### [Task instructions]
Without omitting anything, retype the data that follows.

━━━━━ Task data ━━━━━

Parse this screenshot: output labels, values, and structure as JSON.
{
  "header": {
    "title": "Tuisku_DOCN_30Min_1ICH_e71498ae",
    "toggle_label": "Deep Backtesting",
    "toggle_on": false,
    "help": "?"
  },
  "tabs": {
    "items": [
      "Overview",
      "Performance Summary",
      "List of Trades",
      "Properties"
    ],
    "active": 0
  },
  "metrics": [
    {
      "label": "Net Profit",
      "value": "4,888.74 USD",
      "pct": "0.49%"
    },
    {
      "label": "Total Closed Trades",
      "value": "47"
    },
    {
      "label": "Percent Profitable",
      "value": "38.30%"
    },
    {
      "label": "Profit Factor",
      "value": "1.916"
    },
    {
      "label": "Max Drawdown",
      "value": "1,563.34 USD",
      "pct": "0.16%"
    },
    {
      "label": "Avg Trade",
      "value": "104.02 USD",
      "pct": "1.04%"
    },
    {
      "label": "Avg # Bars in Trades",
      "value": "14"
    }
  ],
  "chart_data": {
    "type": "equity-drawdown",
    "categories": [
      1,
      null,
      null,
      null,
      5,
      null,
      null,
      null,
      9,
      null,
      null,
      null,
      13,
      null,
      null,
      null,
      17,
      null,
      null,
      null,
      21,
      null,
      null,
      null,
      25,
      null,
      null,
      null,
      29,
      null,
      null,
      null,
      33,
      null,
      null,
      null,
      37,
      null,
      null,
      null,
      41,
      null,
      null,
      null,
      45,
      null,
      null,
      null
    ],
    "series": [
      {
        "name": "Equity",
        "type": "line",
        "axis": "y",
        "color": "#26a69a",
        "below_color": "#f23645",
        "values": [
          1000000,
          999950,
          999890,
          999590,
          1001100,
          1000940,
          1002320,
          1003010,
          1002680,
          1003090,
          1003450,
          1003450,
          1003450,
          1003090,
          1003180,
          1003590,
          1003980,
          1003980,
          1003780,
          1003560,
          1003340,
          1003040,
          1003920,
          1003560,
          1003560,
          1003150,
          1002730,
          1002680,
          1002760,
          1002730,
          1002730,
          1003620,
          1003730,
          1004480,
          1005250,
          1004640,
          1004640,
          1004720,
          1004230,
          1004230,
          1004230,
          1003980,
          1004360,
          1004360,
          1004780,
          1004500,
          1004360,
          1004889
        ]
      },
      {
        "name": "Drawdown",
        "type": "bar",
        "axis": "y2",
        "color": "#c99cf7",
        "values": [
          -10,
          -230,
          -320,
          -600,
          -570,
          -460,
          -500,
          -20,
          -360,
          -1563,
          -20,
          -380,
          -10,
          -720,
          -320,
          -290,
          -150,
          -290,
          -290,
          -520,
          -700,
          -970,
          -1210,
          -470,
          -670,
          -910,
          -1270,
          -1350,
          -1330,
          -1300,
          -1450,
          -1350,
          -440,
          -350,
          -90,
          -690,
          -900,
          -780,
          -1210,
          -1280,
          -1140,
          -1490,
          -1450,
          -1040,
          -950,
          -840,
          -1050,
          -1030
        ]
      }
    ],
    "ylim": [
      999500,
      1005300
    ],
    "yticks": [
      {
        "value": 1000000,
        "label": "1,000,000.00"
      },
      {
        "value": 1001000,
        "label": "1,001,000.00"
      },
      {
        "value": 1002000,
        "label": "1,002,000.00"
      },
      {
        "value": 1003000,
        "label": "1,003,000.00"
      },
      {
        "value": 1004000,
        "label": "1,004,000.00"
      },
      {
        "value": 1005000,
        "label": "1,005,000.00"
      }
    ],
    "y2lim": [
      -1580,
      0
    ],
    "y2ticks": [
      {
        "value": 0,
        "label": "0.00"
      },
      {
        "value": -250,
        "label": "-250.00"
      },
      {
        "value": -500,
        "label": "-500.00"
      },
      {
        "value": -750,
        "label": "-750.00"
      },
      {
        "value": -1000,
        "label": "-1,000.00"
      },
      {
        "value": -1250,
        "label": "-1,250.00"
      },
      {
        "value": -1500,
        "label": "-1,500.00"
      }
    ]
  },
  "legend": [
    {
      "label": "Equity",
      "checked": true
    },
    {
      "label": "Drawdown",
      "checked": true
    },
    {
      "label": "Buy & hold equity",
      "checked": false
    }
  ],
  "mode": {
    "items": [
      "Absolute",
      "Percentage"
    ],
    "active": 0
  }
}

━━━━━

### [The reply]
Parse this screenshot: output labels, values, and structure as JSON.
{
  "header": {
    "title": "Tuisku_DOCN_30Min_1ICH_e71498ae",
    "toggle_label": "Deep Backtesting",
    "toggle_on": false,
    "help": "?"
  },
  "tabs": {
    "items": [
      "Overview",
      "Performance Summary",
      "List of Trades",
      "Properties"
    ],
    "active": 0
  },
  "metrics": [
    {
      "label": "Net Profit",
      "value": "4,888.74 USD",
      "pct": "0.49%"
    },
    {
      "label": "Total Closed Trades",
      "value": "47"
    },
    {
      "label": "Percent Profitable",
      "value": "38.30%"
    },
    {
      "label": "Profit Factor",
      "value": "1.916"
    },
    {
      "label": "Max Drawdown",
      "value": "1,563.34 USD",
      "pct": "0.16%"
    },
    {
      "label": "Avg Trade",
      "value": "104.02 USD",
      "pct": "1.04%"
    },
    {
      "label": "Avg # Bars in Trades",
      "value": "14"
    }
  ],
  "chart_data": {
    "type": "equity-drawdown",
    "categories": [
      1,
      null,
      null,
      null,
      5,
      null,
      null,
      null,
      9,
      null,
      null,
      null,
      13,
      null,
      null,
      null,
      17,
      null,
      null,
      null,
      21,
      null,
      null,
      null,
      25,
      null,
      null,
      null,
      29,
      null,
      null,
      null,
      33,
      null,
      null,
      null,
      37,
      null,
      null,
      null,
      41,
      null,
      null,
      null,
      45,
      null,
      null,
      null
    ],
    "series": [
      {
        "name": "Equity",
        "type": "line",
        "axis": "y",
        "color": "#26a69a",
        "below_color": "#f23645",
        "values": [
          1000000,
          999950,
          999890,
          999590,
          1001100,
          1000940,
          1002320,
          1003010,
          1002680,
          1003090,
          1003450,
          1003450,
          1003450,
          1003090,
          1003180,
          1003590,
          1003980,
          1003980,
          1003780,
          1003560,
          1003340,
          1003040,
          1003920,
          1003560,
          1003560,
          1003150,
          1002730,
          1002680,
          1002760,
          1002730,
          1002730,
          1003620,
          1003730,
          1004480,
          1005250,
          1004640,
          1004640,
          1004720,
          1004230,
          1004230,
          1004230,
          1003980,
          1004360,
          1004360,
          1004780,
          1004500,
          1004360,
          1004889
        ]
      },
      {
        "name": "Drawdown",
        "type": "bar",
        "axis": "y2",
        "color": "#c99cf7",
        "values": [
          -10,
          -230,
          -320,
          -600,
          -570,
          -460,
          -500,
          -20,
          -360,
          -1563,
          -20,
          -380,
          -10,
          -720,
          -320,
          -290,
          -150,
          -290,
          -290,
          -520,
          -700,
          -970,
          -1210,
          -470,
          -670,
          -910,
          -1270,
          -1350,
          -1330,
          -1300,
          -1450,
          -1350,
          -440,
          -350,
          -90,
          -690,
          -900,
          -780,
          -1210,
          -1280,
          -1140,
          -1490,
          -1450,
          -1040,
          -950,
          -840,
          -1050,
          -1030
        ]
      }
    ],
    "ylim": [
      999500,
      1005300
    ],
    "yticks": [
      {
        "value": 1000000,
        "label": "1,000,000.00"
      },
      {
        "value": 1001000,
        "label": "1,001,000.00"
      },
      {
        "value": 1002000,
        "label": "1,002,000.00"
      },
      {
        "value": 1003000,
        "label": "1,003,000.00"
      },
      {
        "value": 1004000,
        "label": "1,004,000.00"
      },
      {
        "value": 1005000,
        "label": "1,005,000.00"
      }
    ],
    "y2lim": [
      -1580,
      0
    ],
    "y2ticks": [
      {
        "value": 0,
        "label": "0.00"
      },
      {
        "value": -250,
        "label": "-250.00"
      },
      {
        "value": -500,
        "label": "-500.00"
      },
      {
        "value": -750,
        "label": "-750.00"
      },
      {
        "value": -1000,
        "label": "-1,000.00"
      },
      {
        "value": -1250,
        "label": "-1,250.00"
      },
      {
        "value": -1500,
        "label": "-1,500.00"
      }
    ]
  },
  "legend": [
    {
      "label": "Equity",
      "checked": true
    },
    {
      "label": "Drawdown",
      "checked": true
    },
    {
      "label": "Buy & hold equity",
      "checked": false
    }
  ],
  "mode": {
    "items": [
      "Absolute",
      "Percentage"
    ],
    "active": 0
  }
}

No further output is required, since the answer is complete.